▶ [THE EXERCISE] Wherever a line below holds the word "LENGTH", copy that line.

▶ [GIVEN DATA]
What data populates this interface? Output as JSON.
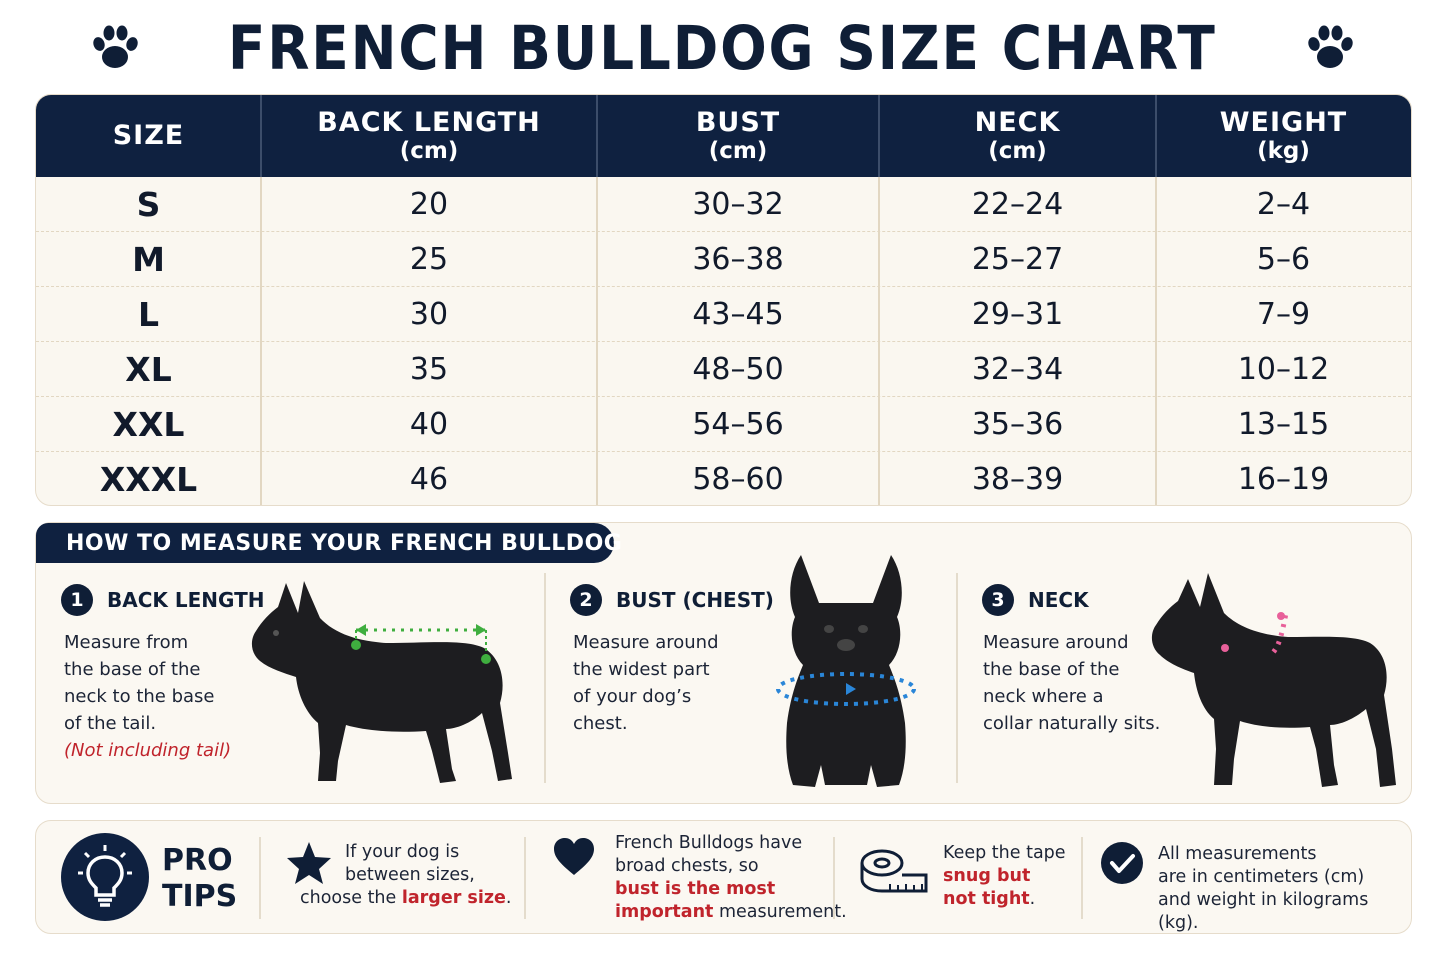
{
  "title": "FRENCH BULLDOG SIZE CHART",
  "table": {
    "headers": [
      {
        "label": "SIZE",
        "unit": ""
      },
      {
        "label": "BACK LENGTH",
        "unit": "(cm)"
      },
      {
        "label": "BUST",
        "unit": "(cm)"
      },
      {
        "label": "NECK",
        "unit": "(cm)"
      },
      {
        "label": "WEIGHT",
        "unit": "(kg)"
      }
    ],
    "rows": [
      [
        "S",
        "20",
        "30–32",
        "22–24",
        "2–4"
      ],
      [
        "M",
        "25",
        "36–38",
        "25–27",
        "5–6"
      ],
      [
        "L",
        "30",
        "43–45",
        "29–31",
        "7–9"
      ],
      [
        "XL",
        "35",
        "48–50",
        "32–34",
        "10–12"
      ],
      [
        "XXL",
        "40",
        "54–56",
        "35–36",
        "13–15"
      ],
      [
        "XXXL",
        "46",
        "58–60",
        "38–39",
        "16–19"
      ]
    ]
  },
  "measure": {
    "heading": "HOW TO MEASURE YOUR FRENCH BULLDOG",
    "steps": [
      {
        "num": "1",
        "title": "BACK LENGTH",
        "lines": [
          "Measure from",
          "the base of the",
          "neck to the base",
          "of the tail."
        ],
        "note": "(Not including tail)"
      },
      {
        "num": "2",
        "title": "BUST (CHEST)",
        "lines": [
          "Measure around",
          "the widest part",
          "of your dog’s",
          "chest."
        ]
      },
      {
        "num": "3",
        "title": "NECK",
        "lines": [
          "Measure around",
          "the base of the",
          "neck where a",
          "collar naturally sits."
        ]
      }
    ],
    "colors": {
      "back": "#3fae3f",
      "bust": "#2a86d8",
      "neck": "#e8609a"
    }
  },
  "tips": {
    "pro": "PRO",
    "tips_word": "TIPS",
    "items": [
      {
        "icon": "star-icon",
        "l1": "If your dog is",
        "l2": "between sizes,",
        "l3a": "choose the ",
        "l3b": "larger size",
        "l3c": "."
      },
      {
        "icon": "heart-icon",
        "l1": "French Bulldogs have",
        "l2": "broad chests, so",
        "l3": "bust is the most",
        "l4a": "important",
        "l4b": " measurement."
      },
      {
        "icon": "tape-measure-icon",
        "l1": "Keep the tape",
        "l2": "snug but",
        "l3a": "not tight",
        "l3b": "."
      },
      {
        "icon": "check-circle-icon",
        "l1": "All measurements",
        "l2": "are in centimeters (cm)",
        "l3": "and weight in kilograms (kg)."
      }
    ]
  },
  "accent": "#0f2140",
  "highlight": "#c0242c"
}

▶ [SOLUTION FOR THIS PROBLEM]
        "label": "BACK LENGTH",
        "title": "BACK LENGTH",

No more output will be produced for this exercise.